Set task: Return each line of the data below verbatim; pictures are to be left out.

Collected data entries
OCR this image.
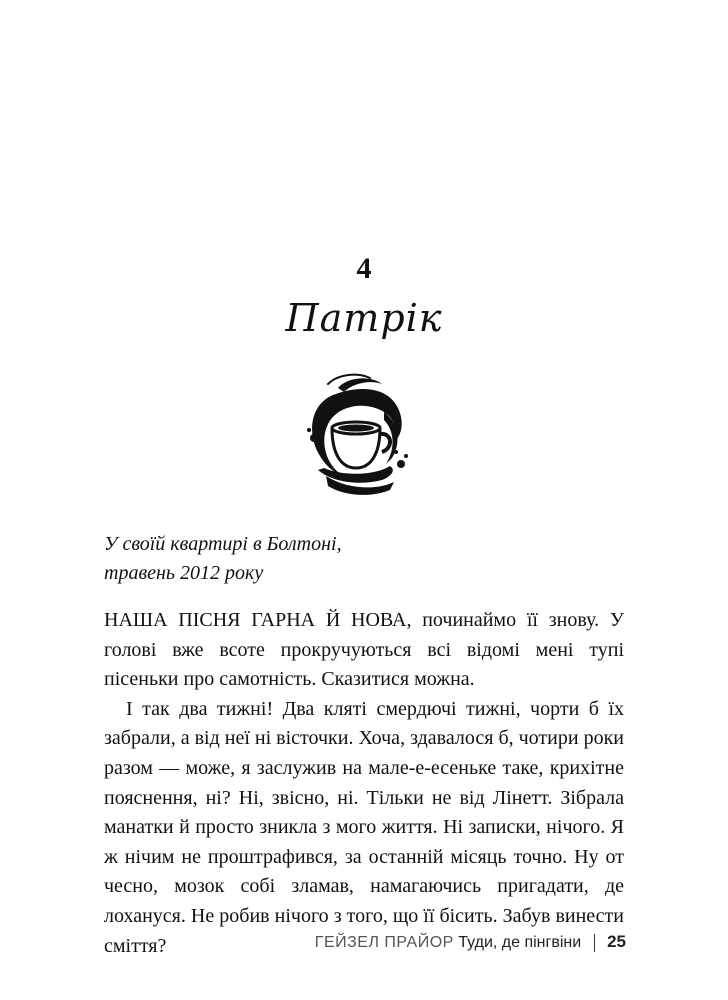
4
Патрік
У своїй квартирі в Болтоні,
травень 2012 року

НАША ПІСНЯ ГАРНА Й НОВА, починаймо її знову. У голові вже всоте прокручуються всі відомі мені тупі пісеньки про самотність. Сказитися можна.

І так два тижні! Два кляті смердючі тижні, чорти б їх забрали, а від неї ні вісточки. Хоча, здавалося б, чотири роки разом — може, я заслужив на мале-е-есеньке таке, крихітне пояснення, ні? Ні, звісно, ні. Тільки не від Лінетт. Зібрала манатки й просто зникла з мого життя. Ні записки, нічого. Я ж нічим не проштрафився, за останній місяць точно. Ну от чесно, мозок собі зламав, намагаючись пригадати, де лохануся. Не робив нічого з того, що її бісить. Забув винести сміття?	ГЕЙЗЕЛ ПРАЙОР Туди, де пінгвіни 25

Answer to this exercise:
OCR this image.
4
Патрік
У своїй квартирі в Болтоні,
травень 2012 року

НАША ПІСНЯ ГАРНА Й НОВА, починаймо її знову. У голові вже всоте прокручуються всі відомі мені тупі пісеньки про самотність. Сказитися можна.

І так два тижні! Два кляті смердючі тижні, чорти б їх забрали, а від неї ні вісточки. Хоча, здавалося б, чотири роки разом — може, я заслужив на мале-е-есеньке таке, крихітне пояснення, ні? Ні, звісно, ні. Тільки не від Лінетт. Зібрала манатки й просто зникла з мого життя. Ні записки, нічого. Я ж нічим не проштрафився, за останній місяць точно. Ну от чесно, мозок собі зламав, намагаючись пригадати, де лохануся. Не робив нічого з того, що її бісить. Забув винести сміття?	ГЕЙЗЕЛ ПРАЙОР Туди, де пінгвіни 25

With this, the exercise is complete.